List each line of the data in which the string "lower" appears.

-*-

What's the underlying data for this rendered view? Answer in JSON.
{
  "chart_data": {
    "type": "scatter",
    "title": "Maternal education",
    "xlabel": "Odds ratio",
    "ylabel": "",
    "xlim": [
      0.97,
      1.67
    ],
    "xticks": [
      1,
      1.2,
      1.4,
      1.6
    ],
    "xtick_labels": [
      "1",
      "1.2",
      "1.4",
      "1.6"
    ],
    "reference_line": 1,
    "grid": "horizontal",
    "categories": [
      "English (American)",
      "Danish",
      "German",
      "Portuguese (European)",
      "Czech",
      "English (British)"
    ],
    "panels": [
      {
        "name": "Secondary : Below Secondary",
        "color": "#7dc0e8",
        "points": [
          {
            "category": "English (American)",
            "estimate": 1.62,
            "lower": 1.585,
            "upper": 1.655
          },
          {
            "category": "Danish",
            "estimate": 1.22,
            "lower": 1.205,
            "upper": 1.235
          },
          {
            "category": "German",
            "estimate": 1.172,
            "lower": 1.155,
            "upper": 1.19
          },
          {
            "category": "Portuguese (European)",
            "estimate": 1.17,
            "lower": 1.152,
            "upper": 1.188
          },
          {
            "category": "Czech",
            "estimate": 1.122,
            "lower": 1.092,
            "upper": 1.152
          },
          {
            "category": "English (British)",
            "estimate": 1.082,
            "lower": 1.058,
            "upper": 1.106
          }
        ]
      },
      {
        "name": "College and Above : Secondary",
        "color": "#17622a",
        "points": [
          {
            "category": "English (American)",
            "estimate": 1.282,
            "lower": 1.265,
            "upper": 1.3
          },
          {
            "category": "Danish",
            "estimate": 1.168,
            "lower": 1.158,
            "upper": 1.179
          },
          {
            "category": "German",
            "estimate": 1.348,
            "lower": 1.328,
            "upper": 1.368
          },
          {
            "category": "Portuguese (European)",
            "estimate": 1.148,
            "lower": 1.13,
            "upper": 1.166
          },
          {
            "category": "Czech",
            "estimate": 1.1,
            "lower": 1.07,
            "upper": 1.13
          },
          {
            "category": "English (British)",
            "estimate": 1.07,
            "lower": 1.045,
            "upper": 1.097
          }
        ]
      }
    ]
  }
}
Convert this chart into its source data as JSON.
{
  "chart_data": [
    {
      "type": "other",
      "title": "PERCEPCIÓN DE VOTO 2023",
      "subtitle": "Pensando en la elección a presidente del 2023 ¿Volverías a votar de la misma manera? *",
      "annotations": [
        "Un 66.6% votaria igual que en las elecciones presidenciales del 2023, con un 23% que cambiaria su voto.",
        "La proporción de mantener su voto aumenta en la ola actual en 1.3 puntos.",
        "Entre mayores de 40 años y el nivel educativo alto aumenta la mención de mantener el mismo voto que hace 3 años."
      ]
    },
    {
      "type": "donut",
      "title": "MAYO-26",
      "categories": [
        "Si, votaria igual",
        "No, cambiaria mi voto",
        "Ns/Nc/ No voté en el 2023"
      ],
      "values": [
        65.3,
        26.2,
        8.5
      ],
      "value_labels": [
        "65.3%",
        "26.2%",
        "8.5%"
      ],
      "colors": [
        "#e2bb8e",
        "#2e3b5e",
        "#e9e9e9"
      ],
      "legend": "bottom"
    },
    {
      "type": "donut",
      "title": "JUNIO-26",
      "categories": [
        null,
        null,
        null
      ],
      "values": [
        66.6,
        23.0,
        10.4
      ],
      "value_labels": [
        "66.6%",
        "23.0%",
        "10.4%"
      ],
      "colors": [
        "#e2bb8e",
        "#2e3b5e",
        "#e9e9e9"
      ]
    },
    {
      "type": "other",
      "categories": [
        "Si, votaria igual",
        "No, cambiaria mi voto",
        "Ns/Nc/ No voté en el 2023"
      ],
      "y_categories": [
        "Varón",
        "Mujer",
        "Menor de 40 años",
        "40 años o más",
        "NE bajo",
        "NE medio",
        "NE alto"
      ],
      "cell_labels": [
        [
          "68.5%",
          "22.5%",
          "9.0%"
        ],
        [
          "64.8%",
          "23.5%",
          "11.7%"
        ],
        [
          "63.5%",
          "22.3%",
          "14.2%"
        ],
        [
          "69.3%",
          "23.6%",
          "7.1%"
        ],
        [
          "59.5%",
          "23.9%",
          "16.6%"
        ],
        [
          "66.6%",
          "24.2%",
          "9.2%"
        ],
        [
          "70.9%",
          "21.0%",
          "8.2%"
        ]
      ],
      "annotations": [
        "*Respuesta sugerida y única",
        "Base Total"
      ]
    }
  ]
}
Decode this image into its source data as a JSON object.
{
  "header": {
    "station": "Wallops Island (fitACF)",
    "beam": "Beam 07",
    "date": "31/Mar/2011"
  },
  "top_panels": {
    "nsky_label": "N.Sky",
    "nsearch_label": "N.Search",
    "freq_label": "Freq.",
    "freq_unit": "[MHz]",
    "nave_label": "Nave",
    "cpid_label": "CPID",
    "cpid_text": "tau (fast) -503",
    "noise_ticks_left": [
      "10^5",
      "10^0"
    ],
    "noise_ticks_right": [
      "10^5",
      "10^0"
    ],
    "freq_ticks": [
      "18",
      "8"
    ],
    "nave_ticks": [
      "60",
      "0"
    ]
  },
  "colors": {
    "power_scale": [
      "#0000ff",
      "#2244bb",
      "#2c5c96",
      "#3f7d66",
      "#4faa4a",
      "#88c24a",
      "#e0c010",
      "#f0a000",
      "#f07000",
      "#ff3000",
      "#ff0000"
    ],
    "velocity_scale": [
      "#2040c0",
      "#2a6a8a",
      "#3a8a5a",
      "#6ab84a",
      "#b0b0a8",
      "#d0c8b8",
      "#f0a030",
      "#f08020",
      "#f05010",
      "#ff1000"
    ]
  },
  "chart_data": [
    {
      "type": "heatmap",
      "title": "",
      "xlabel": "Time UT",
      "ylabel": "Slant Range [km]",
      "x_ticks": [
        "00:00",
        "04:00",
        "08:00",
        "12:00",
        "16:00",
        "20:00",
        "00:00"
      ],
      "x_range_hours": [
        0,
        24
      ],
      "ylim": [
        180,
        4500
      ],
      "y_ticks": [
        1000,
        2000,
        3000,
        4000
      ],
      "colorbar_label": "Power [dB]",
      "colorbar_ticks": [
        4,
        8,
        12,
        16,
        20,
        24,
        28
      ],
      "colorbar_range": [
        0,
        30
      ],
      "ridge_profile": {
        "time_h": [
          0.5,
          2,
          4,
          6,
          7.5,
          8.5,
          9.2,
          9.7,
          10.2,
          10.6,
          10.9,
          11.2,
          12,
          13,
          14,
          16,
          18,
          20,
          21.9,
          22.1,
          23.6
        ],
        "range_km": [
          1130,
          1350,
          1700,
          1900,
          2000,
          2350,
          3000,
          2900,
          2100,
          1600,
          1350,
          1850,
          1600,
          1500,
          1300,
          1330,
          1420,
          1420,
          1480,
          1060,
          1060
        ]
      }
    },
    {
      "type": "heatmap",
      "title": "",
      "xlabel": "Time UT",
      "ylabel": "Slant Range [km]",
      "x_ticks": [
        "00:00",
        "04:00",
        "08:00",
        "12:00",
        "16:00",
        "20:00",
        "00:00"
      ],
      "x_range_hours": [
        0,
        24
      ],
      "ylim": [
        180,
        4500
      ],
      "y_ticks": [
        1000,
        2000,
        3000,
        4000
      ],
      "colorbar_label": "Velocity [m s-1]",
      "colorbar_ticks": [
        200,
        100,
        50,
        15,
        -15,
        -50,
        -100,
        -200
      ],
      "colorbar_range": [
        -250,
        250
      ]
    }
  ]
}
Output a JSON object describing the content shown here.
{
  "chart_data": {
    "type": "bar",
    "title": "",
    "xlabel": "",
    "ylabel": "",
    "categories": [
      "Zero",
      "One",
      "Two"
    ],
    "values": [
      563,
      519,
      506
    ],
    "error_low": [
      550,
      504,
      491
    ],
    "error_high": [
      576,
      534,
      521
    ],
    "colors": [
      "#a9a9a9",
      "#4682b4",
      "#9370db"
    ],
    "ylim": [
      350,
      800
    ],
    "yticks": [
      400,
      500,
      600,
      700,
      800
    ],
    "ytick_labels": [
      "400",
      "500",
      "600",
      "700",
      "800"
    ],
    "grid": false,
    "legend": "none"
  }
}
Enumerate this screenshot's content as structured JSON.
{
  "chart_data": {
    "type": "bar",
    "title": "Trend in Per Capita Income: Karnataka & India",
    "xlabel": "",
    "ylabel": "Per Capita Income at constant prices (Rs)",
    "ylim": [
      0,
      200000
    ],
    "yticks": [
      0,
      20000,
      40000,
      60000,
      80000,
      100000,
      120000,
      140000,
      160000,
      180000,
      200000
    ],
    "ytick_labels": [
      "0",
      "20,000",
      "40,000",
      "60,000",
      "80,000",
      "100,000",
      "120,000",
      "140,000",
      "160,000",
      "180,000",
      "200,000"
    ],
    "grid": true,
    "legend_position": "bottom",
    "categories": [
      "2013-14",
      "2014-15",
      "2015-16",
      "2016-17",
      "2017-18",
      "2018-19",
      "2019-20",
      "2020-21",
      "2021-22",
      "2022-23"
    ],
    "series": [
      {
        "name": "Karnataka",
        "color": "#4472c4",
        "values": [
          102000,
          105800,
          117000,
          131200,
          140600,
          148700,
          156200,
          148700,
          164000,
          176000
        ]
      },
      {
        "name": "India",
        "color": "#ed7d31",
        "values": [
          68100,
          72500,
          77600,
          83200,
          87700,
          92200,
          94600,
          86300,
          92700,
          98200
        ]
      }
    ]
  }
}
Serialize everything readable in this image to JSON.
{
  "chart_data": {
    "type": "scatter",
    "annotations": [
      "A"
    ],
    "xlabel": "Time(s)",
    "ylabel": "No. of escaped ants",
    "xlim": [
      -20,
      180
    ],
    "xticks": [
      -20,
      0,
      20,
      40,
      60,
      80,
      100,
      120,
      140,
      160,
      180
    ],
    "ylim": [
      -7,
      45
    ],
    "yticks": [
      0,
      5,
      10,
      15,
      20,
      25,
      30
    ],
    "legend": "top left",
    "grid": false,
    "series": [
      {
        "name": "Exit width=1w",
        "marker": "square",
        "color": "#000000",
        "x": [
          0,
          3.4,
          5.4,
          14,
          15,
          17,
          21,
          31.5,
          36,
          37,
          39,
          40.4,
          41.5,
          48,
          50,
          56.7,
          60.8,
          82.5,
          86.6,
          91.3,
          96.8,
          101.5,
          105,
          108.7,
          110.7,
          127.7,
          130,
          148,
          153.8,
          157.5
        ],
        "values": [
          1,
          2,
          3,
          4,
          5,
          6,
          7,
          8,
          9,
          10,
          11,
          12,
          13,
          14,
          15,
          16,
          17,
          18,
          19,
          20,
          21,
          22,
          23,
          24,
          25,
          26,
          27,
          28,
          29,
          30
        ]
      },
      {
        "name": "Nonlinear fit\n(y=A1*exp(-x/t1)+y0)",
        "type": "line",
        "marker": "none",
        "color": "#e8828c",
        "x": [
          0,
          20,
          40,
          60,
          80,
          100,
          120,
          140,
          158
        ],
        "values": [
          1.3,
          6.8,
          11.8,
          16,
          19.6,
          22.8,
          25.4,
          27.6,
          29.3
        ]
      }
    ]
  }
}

-*-

RESPONSE TO THIS EXERCISE →
            "lower": 1.585,
            "lower": 1.205,
            "lower": 1.155,
            "lower": 1.152,
            "lower": 1.092,
            "lower": 1.058,
            "lower": 1.265,
            "lower": 1.158,
            "lower": 1.328,
            "lower": 1.13,
            "lower": 1.07,
            "lower": 1.045,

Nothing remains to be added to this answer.